» WHAT YOU HAVE TO DO
Copy out all the entries word for word.

» MATERIAL
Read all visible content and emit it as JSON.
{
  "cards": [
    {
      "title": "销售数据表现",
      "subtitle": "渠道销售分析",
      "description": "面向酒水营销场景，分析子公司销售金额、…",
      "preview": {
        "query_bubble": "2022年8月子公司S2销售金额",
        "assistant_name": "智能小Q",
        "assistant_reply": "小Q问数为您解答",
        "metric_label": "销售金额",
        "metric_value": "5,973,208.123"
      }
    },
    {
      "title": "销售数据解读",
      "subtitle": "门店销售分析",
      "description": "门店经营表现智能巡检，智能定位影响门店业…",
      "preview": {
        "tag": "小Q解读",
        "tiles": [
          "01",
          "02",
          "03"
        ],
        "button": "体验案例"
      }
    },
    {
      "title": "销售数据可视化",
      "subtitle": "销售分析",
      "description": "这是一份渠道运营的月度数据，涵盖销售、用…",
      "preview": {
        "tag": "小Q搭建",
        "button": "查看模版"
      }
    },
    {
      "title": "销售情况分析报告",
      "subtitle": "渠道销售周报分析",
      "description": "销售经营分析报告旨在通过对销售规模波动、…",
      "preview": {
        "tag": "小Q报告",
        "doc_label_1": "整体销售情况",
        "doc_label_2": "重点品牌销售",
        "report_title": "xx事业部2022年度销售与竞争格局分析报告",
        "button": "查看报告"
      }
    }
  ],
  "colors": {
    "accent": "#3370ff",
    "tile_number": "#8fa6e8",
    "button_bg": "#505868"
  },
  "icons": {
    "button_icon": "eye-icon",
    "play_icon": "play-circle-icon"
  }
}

» RESULT OF THE TASK
Read all visible content and emit it as JSON.
{
  "cards": [
    {
      "title": "销售数据表现",
      "subtitle": "渠道销售分析",
      "description": "面向酒水营销场景，分析子公司销售金额、…",
      "preview": {
        "query_bubble": "2022年8月子公司S2销售金额",
        "assistant_name": "智能小Q",
        "assistant_reply": "小Q问数为您解答",
        "metric_label": "销售金额",
        "metric_value": "5,973,208.123"
      }
    },
    {
      "title": "销售数据解读",
      "subtitle": "门店销售分析",
      "description": "门店经营表现智能巡检，智能定位影响门店业…",
      "preview": {
        "tag": "小Q解读",
        "tiles": [
          "01",
          "02",
          "03"
        ],
        "button": "体验案例"
      }
    },
    {
      "title": "销售数据可视化",
      "subtitle": "销售分析",
      "description": "这是一份渠道运营的月度数据，涵盖销售、用…",
      "preview": {
        "tag": "小Q搭建",
        "button": "查看模版"
      }
    },
    {
      "title": "销售情况分析报告",
      "subtitle": "渠道销售周报分析",
      "description": "销售经营分析报告旨在通过对销售规模波动、…",
      "preview": {
        "tag": "小Q报告",
        "doc_label_1": "整体销售情况",
        "doc_label_2": "重点品牌销售",
        "report_title": "xx事业部2022年度销售与竞争格局分析报告",
        "button": "查看报告"
      }
    }
  ],
  "colors": {
    "accent": "#3370ff",
    "tile_number": "#8fa6e8",
    "button_bg": "#505868"
  },
  "icons": {
    "button_icon": "eye-icon",
    "play_icon": "play-circle-icon"
  }
}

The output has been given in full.